### Data supplied ###
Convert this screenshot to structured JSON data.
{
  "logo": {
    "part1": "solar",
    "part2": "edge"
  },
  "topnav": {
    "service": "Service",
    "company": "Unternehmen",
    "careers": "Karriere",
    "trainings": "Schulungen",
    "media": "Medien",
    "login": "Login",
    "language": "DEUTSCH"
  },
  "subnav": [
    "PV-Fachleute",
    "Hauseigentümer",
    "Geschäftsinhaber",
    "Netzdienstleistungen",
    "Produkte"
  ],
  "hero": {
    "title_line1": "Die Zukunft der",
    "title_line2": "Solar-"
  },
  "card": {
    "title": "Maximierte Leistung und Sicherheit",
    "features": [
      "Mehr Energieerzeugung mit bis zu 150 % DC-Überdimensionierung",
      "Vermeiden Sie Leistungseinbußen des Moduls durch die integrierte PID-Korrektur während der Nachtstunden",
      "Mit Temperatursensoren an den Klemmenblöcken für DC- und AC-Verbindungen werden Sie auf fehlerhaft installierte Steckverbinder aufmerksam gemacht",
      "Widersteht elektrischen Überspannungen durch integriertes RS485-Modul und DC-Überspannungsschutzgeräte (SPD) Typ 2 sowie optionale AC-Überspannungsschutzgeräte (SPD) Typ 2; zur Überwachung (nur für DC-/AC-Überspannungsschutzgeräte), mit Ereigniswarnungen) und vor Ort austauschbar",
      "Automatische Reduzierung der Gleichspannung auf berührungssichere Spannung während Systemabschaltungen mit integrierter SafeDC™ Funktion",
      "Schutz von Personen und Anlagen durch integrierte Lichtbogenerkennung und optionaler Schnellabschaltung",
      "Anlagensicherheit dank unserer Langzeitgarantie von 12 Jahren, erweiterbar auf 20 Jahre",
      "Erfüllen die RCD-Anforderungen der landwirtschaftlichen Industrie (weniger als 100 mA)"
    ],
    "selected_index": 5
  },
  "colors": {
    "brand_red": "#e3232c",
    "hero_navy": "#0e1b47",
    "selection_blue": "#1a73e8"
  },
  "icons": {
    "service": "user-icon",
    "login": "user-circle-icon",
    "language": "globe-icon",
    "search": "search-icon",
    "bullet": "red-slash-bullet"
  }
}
###
Problem statement: The records above must be repeated exactly, every one of them.

Result:
Convert this screenshot to structured JSON data.
{
  "logo": {
    "part1": "solar",
    "part2": "edge"
  },
  "topnav": {
    "service": "Service",
    "company": "Unternehmen",
    "careers": "Karriere",
    "trainings": "Schulungen",
    "media": "Medien",
    "login": "Login",
    "language": "DEUTSCH"
  },
  "subnav": [
    "PV-Fachleute",
    "Hauseigentümer",
    "Geschäftsinhaber",
    "Netzdienstleistungen",
    "Produkte"
  ],
  "hero": {
    "title_line1": "Die Zukunft der",
    "title_line2": "Solar-"
  },
  "card": {
    "title": "Maximierte Leistung und Sicherheit",
    "features": [
      "Mehr Energieerzeugung mit bis zu 150 % DC-Überdimensionierung",
      "Vermeiden Sie Leistungseinbußen des Moduls durch die integrierte PID-Korrektur während der Nachtstunden",
      "Mit Temperatursensoren an den Klemmenblöcken für DC- und AC-Verbindungen werden Sie auf fehlerhaft installierte Steckverbinder aufmerksam gemacht",
      "Widersteht elektrischen Überspannungen durch integriertes RS485-Modul und DC-Überspannungsschutzgeräte (SPD) Typ 2 sowie optionale AC-Überspannungsschutzgeräte (SPD) Typ 2; zur Überwachung (nur für DC-/AC-Überspannungsschutzgeräte), mit Ereigniswarnungen) und vor Ort austauschbar",
      "Automatische Reduzierung der Gleichspannung auf berührungssichere Spannung während Systemabschaltungen mit integrierter SafeDC™ Funktion",
      "Schutz von Personen und Anlagen durch integrierte Lichtbogenerkennung und optionaler Schnellabschaltung",
      "Anlagensicherheit dank unserer Langzeitgarantie von 12 Jahren, erweiterbar auf 20 Jahre",
      "Erfüllen die RCD-Anforderungen der landwirtschaftlichen Industrie (weniger als 100 mA)"
    ],
    "selected_index": 5
  },
  "colors": {
    "brand_red": "#e3232c",
    "hero_navy": "#0e1b47",
    "selection_blue": "#1a73e8"
  },
  "icons": {
    "service": "user-icon",
    "login": "user-circle-icon",
    "language": "globe-icon",
    "search": "search-icon",
    "bullet": "red-slash-bullet"
  }
}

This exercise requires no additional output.